### Instructions for the task:
Report each line of the data that includes the word "marker".

--- begin Exercise input ---

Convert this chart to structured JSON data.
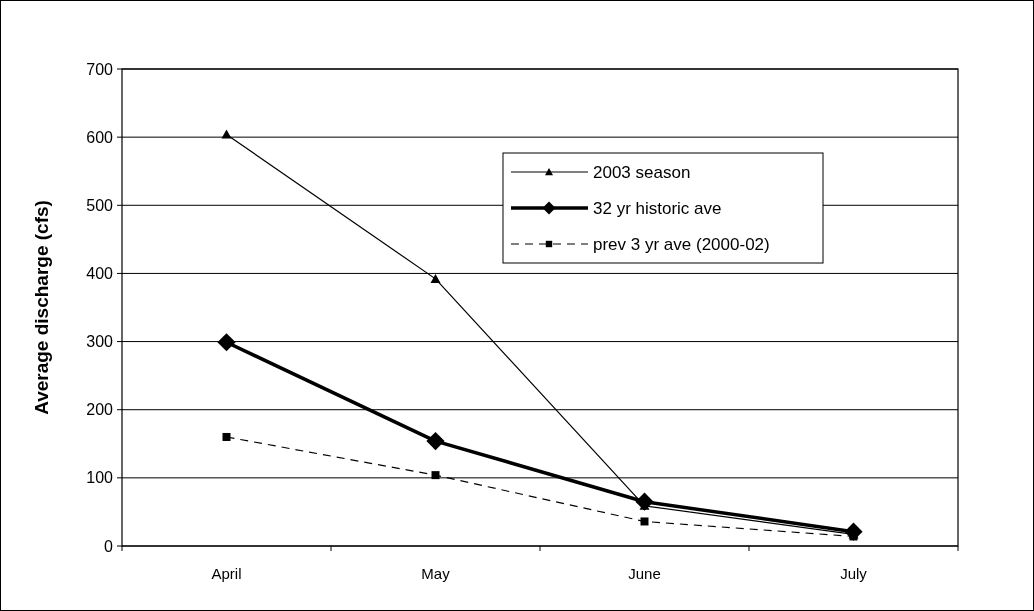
{
  "chart_data": {
    "type": "line",
    "ylabel": "Average discharge (cfs)",
    "categories": [
      "April",
      "May",
      "June",
      "July"
    ],
    "series": [
      {
        "name": "2003 season",
        "color": "#000000",
        "values": [
          604,
          392,
          59,
          17
        ],
        "marker": "triangle",
        "line_style": "solid"
      },
      {
        "name": "32 yr historic ave",
        "color": "#000000",
        "values": [
          299,
          154,
          65,
          21
        ],
        "marker": "diamond",
        "line_style": "solid"
      },
      {
        "name": "prev 3 yr ave (2000-02)",
        "color": "#000000",
        "values": [
          160,
          104,
          36,
          14
        ],
        "marker": "square",
        "line_style": "dashed"
      }
    ],
    "ylim": [
      0,
      700
    ],
    "yticks": [
      0,
      100,
      200,
      300,
      400,
      500,
      600,
      700
    ],
    "grid": "y",
    "legend": "top right"
  }
}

--- end Exercise input ---

### The solution:
        "marker": "triangle",
        "marker": "diamond",
        "marker": "square",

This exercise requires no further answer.